# Written exercise:
Review the listing and copy each line that holds the word "color".

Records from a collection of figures
■ ■ ■ ■ ■

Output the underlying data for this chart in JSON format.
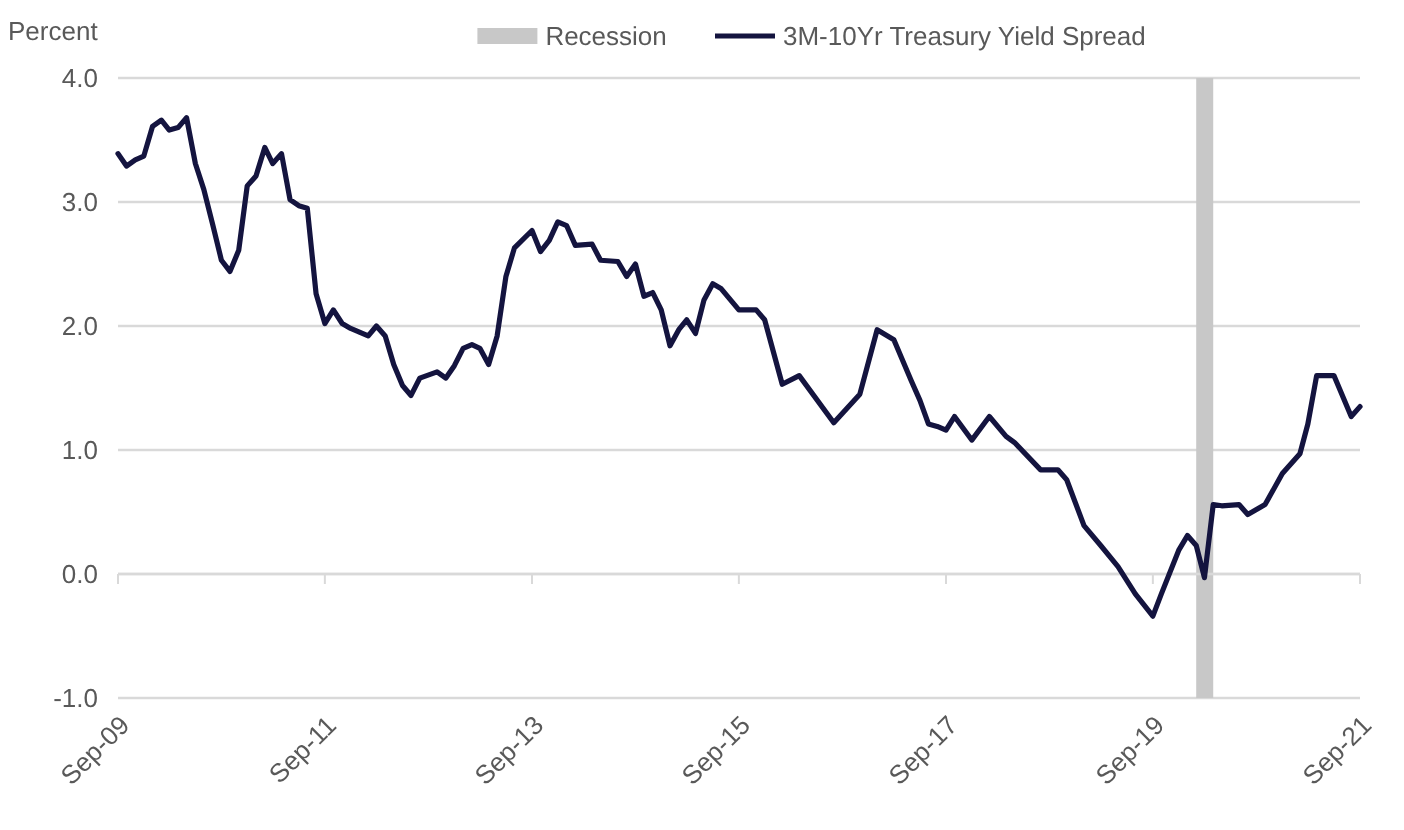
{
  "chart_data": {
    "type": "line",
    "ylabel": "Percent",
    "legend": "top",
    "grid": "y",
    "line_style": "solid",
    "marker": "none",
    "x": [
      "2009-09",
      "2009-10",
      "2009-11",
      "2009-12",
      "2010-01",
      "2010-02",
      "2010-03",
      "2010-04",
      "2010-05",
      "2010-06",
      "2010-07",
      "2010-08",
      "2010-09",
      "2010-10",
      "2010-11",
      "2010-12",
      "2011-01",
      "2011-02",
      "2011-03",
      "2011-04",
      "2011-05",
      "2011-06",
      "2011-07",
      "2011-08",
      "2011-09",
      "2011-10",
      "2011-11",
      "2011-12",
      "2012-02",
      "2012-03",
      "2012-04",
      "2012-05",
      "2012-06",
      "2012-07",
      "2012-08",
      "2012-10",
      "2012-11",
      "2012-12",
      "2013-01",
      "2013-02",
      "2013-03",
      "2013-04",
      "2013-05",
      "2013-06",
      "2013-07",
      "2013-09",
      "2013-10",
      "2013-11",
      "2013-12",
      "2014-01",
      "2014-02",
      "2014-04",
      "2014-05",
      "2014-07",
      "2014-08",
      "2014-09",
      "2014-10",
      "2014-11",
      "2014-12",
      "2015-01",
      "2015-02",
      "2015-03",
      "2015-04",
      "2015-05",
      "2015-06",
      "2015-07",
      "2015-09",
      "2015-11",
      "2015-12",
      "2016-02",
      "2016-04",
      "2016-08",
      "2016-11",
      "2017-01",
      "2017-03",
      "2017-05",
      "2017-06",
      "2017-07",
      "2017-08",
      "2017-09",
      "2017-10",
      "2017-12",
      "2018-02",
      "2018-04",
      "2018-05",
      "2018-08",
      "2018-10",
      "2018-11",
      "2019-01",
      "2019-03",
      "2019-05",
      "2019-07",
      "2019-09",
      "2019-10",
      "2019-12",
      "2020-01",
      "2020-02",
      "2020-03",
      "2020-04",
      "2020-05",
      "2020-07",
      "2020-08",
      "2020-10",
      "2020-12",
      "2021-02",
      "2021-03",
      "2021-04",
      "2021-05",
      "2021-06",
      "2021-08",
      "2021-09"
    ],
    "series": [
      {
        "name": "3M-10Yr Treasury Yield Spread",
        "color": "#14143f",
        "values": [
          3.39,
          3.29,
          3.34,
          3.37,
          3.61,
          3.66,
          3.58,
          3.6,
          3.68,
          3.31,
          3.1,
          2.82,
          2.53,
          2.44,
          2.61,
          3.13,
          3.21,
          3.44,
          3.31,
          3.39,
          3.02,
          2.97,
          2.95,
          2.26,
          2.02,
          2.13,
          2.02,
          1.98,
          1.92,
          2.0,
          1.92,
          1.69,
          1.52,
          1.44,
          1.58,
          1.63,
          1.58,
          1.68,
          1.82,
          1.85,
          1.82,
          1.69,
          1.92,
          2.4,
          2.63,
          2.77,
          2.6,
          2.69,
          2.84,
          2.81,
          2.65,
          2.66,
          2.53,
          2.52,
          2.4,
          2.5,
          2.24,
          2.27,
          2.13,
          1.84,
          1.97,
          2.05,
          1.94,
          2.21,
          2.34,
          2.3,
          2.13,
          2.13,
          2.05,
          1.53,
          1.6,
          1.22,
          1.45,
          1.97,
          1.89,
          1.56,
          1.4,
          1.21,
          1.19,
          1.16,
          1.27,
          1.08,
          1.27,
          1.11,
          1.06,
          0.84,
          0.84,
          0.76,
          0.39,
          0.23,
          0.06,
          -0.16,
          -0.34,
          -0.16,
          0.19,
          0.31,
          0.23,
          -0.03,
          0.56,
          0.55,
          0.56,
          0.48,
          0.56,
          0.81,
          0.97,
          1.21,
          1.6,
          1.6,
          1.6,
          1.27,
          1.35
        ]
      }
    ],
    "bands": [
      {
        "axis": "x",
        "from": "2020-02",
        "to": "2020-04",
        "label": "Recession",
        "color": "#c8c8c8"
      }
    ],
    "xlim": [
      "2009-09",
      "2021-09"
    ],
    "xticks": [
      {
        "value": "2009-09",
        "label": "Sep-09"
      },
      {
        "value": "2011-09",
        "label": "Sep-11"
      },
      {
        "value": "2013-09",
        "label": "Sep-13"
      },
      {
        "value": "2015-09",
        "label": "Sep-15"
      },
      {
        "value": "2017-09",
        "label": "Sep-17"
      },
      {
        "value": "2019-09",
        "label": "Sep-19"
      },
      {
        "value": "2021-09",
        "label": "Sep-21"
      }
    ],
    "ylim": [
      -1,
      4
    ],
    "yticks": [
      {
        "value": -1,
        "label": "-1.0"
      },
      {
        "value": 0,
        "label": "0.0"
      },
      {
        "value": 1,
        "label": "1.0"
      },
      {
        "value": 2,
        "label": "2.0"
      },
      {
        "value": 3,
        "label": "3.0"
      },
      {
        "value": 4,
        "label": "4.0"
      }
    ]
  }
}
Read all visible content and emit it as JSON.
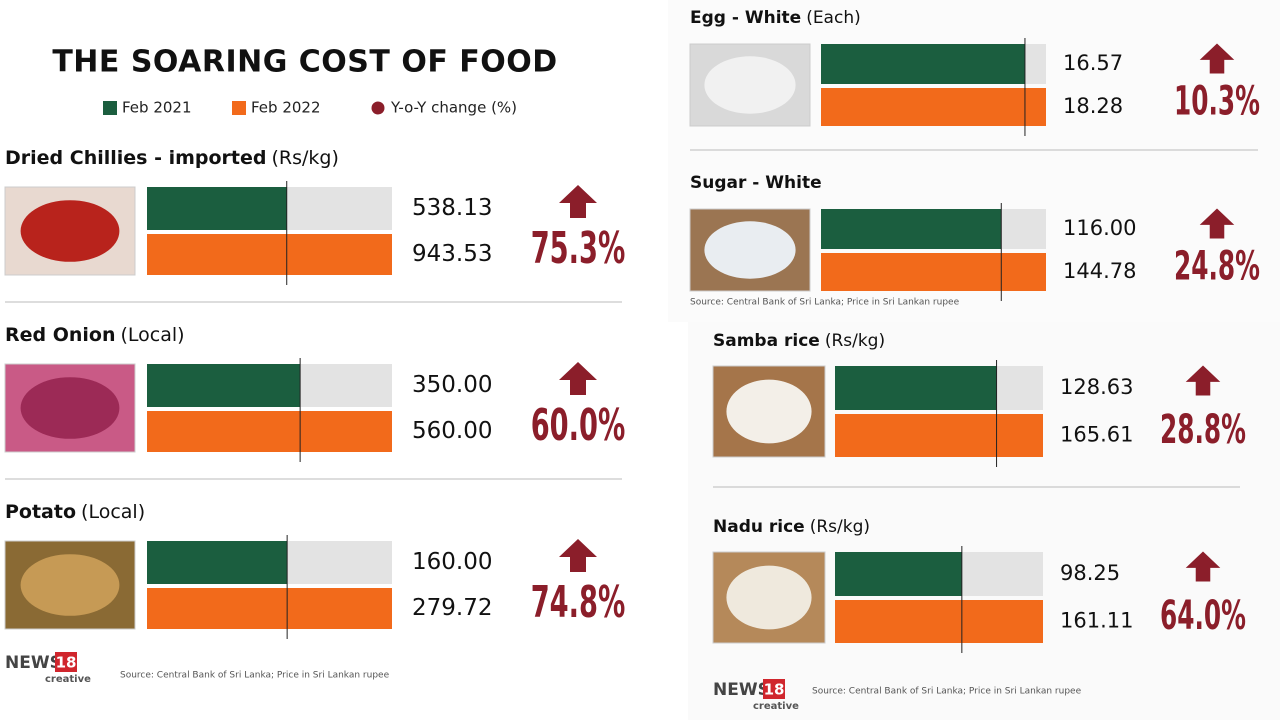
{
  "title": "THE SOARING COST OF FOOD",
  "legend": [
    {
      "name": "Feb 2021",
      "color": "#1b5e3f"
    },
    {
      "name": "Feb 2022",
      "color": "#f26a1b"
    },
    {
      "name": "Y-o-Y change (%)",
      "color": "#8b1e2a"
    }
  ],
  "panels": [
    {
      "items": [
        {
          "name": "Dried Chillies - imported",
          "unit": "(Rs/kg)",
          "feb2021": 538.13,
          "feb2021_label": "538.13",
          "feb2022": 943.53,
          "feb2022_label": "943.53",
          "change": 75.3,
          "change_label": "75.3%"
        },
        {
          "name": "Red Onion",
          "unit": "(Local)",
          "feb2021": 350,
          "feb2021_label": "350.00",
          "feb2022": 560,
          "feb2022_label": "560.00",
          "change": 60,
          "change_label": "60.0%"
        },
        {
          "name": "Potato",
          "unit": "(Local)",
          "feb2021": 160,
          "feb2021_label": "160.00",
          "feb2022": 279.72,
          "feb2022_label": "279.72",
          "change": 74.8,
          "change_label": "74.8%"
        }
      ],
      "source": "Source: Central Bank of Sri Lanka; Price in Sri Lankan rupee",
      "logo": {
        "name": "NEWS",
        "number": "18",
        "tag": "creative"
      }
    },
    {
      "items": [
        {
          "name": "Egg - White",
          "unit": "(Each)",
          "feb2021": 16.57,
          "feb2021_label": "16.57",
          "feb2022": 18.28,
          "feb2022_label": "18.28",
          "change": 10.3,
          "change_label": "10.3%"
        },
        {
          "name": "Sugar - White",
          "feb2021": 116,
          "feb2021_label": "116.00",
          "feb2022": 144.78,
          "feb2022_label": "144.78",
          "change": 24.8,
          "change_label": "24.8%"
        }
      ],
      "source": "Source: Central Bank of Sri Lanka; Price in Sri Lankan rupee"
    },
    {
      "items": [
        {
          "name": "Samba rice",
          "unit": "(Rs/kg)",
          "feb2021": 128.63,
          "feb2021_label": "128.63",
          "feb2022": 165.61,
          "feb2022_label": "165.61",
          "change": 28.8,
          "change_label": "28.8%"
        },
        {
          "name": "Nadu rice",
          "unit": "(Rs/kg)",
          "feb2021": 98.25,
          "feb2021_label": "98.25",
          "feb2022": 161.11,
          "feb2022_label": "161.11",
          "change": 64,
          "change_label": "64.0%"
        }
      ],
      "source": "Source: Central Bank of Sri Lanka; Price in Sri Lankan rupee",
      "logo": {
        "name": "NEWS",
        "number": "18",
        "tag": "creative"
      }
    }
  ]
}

■ ■ ■ ■ ■

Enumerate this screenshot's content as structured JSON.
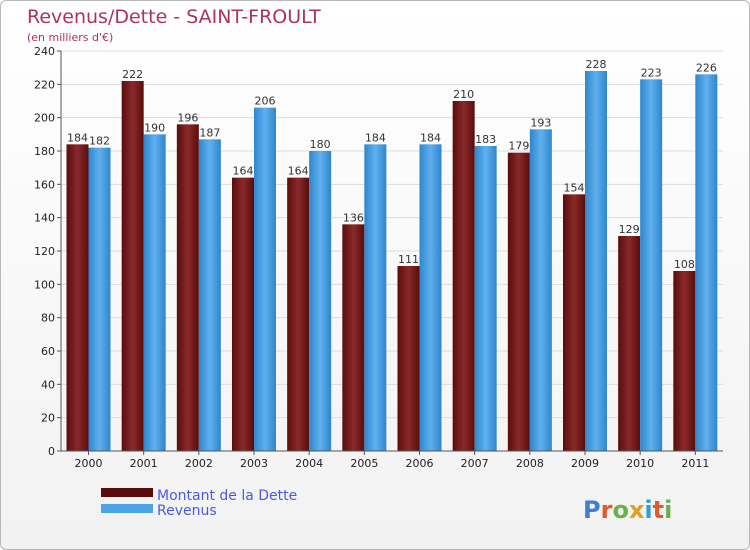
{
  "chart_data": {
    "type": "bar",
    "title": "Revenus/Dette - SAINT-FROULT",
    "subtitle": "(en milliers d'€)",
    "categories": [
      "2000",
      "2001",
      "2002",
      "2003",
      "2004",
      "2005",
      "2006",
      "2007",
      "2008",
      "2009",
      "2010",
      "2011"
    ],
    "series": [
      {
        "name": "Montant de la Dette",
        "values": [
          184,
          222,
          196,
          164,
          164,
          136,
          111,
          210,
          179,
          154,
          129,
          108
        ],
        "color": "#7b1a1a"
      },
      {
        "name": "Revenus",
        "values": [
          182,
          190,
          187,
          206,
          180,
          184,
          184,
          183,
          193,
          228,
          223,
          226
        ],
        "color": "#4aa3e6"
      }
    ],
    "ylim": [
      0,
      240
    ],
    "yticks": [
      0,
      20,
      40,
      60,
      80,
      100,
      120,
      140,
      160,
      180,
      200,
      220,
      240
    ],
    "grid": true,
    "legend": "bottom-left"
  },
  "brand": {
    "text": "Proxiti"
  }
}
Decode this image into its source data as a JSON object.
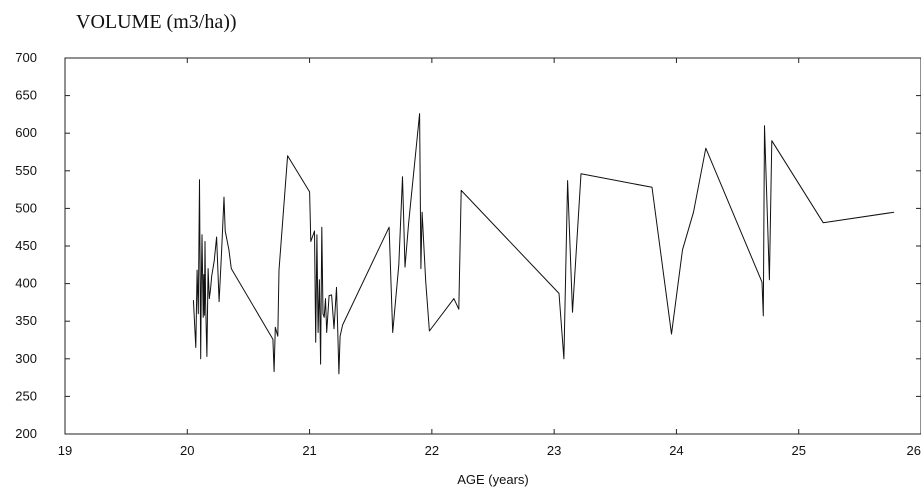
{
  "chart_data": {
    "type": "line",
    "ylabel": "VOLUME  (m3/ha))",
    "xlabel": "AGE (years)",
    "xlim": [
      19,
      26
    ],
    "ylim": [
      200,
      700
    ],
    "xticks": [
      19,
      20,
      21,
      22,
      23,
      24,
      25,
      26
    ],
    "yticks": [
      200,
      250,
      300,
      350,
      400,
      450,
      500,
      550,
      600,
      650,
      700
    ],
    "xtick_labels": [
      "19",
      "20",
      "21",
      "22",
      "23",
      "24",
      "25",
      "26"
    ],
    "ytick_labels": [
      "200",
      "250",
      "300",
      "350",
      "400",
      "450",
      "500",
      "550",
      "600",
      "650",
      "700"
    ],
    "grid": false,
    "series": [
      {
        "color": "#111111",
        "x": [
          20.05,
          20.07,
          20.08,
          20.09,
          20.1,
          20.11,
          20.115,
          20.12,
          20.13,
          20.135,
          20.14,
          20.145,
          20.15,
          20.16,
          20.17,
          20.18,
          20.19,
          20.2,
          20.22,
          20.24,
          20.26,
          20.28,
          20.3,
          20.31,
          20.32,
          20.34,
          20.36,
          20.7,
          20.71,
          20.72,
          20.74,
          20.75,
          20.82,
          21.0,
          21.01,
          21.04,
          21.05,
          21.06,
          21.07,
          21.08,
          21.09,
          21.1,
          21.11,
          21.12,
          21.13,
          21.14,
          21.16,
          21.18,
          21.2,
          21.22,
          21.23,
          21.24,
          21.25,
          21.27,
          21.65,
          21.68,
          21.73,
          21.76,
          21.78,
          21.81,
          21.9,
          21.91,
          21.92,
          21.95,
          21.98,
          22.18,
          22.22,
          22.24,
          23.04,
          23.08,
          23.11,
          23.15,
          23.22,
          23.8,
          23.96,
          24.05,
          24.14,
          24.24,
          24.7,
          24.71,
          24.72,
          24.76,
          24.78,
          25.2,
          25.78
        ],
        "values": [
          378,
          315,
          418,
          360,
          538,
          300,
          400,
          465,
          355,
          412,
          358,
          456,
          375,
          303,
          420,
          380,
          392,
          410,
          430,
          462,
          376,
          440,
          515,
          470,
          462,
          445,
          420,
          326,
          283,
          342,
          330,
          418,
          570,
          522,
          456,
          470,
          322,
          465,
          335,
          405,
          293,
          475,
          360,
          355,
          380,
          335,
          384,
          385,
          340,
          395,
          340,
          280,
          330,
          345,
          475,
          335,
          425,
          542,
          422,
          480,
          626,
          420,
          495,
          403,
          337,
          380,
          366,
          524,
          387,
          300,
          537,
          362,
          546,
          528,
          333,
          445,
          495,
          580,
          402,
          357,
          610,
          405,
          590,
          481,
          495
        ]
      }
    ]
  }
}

■ ■ ■ ■ ■

# Output of the exercise:
        "color": "#14143f",
        "color": "#c8c8c8"
      "color": "#1b5e3f"
      "color": "#f26a1b"
      "color": "#8b1e2a"
        "color": "#7b1a1a"
        "color": "#4aa3e6"
        "color": "#111111",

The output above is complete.